##### Input #####

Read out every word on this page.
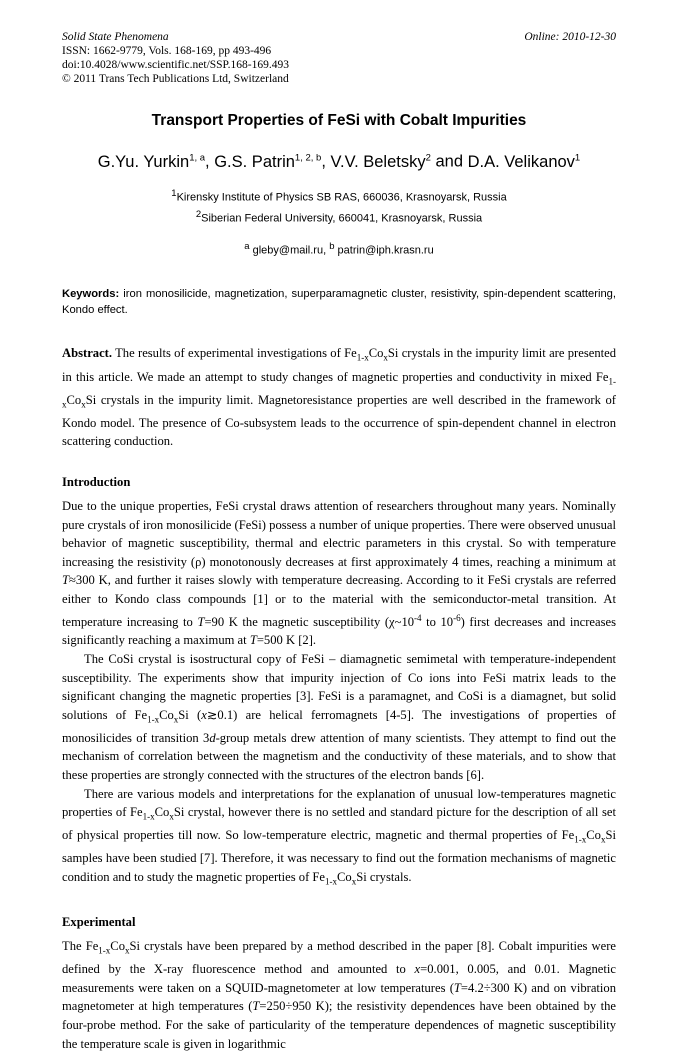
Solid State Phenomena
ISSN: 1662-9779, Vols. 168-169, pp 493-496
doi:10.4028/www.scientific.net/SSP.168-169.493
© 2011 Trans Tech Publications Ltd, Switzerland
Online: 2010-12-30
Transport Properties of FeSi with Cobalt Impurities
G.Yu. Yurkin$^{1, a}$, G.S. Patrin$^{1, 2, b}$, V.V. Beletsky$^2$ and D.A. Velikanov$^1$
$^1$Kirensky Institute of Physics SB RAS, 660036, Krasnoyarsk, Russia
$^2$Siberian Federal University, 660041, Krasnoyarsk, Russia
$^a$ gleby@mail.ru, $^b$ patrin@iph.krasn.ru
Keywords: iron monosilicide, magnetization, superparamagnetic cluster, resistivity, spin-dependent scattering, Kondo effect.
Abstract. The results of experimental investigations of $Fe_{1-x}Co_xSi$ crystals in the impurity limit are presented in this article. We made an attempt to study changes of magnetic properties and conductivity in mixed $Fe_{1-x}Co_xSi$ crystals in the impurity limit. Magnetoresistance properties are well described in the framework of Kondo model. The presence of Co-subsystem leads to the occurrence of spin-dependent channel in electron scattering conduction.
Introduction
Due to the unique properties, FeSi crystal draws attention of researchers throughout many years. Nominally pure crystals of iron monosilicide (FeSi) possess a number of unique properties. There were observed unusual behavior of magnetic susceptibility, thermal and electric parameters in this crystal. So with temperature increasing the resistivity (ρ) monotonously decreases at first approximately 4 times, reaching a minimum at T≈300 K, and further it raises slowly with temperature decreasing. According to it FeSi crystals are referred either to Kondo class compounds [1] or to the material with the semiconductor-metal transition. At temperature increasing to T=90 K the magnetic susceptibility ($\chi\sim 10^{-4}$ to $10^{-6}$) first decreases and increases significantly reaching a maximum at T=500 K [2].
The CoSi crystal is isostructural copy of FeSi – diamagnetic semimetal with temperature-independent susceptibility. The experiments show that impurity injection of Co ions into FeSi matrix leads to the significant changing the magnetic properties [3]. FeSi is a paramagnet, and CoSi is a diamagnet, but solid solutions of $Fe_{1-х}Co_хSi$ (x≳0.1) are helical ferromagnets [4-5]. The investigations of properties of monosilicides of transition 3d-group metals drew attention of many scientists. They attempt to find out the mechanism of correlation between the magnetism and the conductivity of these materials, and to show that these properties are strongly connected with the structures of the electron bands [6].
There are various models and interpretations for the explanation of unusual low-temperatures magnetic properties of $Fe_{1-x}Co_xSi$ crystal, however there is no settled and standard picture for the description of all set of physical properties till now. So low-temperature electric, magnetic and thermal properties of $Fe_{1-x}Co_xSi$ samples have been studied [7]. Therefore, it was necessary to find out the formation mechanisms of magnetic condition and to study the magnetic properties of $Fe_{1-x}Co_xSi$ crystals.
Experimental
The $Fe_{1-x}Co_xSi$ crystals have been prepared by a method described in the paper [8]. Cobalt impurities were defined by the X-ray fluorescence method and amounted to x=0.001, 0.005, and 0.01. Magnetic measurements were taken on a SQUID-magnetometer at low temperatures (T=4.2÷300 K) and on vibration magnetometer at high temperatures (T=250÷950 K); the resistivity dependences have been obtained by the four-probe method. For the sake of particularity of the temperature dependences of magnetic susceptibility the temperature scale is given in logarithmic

#####

What you have to do:
Omit the pictures and reproduce the listing exactly.

Problem solution:
Read out every word on this page.
Solid State Phenomena
ISSN: 1662-9779, Vols. 168-169, pp 493-496
doi:10.4028/www.scientific.net/SSP.168-169.493
© 2011 Trans Tech Publications Ltd, Switzerland
Online: 2010-12-30
Transport Properties of FeSi with Cobalt Impurities
G.Yu. Yurkin$^{1, a}$, G.S. Patrin$^{1, 2, b}$, V.V. Beletsky$^2$ and D.A. Velikanov$^1$
$^1$Kirensky Institute of Physics SB RAS, 660036, Krasnoyarsk, Russia
$^2$Siberian Federal University, 660041, Krasnoyarsk, Russia
$^a$ gleby@mail.ru, $^b$ patrin@iph.krasn.ru
Keywords: iron monosilicide, magnetization, superparamagnetic cluster, resistivity, spin-dependent scattering, Kondo effect.
Abstract. The results of experimental investigations of $Fe_{1-x}Co_xSi$ crystals in the impurity limit are presented in this article. We made an attempt to study changes of magnetic properties and conductivity in mixed $Fe_{1-x}Co_xSi$ crystals in the impurity limit. Magnetoresistance properties are well described in the framework of Kondo model. The presence of Co-subsystem leads to the occurrence of spin-dependent channel in electron scattering conduction.
Introduction
Due to the unique properties, FeSi crystal draws attention of researchers throughout many years. Nominally pure crystals of iron monosilicide (FeSi) possess a number of unique properties. There were observed unusual behavior of magnetic susceptibility, thermal and electric parameters in this crystal. So with temperature increasing the resistivity (ρ) monotonously decreases at first approximately 4 times, reaching a minimum at T≈300 K, and further it raises slowly with temperature decreasing. According to it FeSi crystals are referred either to Kondo class compounds [1] or to the material with the semiconductor-metal transition. At temperature increasing to T=90 K the magnetic susceptibility ($\chi\sim 10^{-4}$ to $10^{-6}$) first decreases and increases significantly reaching a maximum at T=500 K [2].
The CoSi crystal is isostructural copy of FeSi – diamagnetic semimetal with temperature-independent susceptibility. The experiments show that impurity injection of Co ions into FeSi matrix leads to the significant changing the magnetic properties [3]. FeSi is a paramagnet, and CoSi is a diamagnet, but solid solutions of $Fe_{1-х}Co_хSi$ (x≳0.1) are helical ferromagnets [4-5]. The investigations of properties of monosilicides of transition 3d-group metals drew attention of many scientists. They attempt to find out the mechanism of correlation between the magnetism and the conductivity of these materials, and to show that these properties are strongly connected with the structures of the electron bands [6].
There are various models and interpretations for the explanation of unusual low-temperatures magnetic properties of $Fe_{1-x}Co_xSi$ crystal, however there is no settled and standard picture for the description of all set of physical properties till now. So low-temperature electric, magnetic and thermal properties of $Fe_{1-x}Co_xSi$ samples have been studied [7]. Therefore, it was necessary to find out the formation mechanisms of magnetic condition and to study the magnetic properties of $Fe_{1-x}Co_xSi$ crystals.
Experimental
The $Fe_{1-x}Co_xSi$ crystals have been prepared by a method described in the paper [8]. Cobalt impurities were defined by the X-ray fluorescence method and amounted to x=0.001, 0.005, and 0.01. Magnetic measurements were taken on a SQUID-magnetometer at low temperatures (T=4.2÷300 K) and on vibration magnetometer at high temperatures (T=250÷950 K); the resistivity dependences have been obtained by the four-probe method. For the sake of particularity of the temperature dependences of magnetic susceptibility the temperature scale is given in logarithmic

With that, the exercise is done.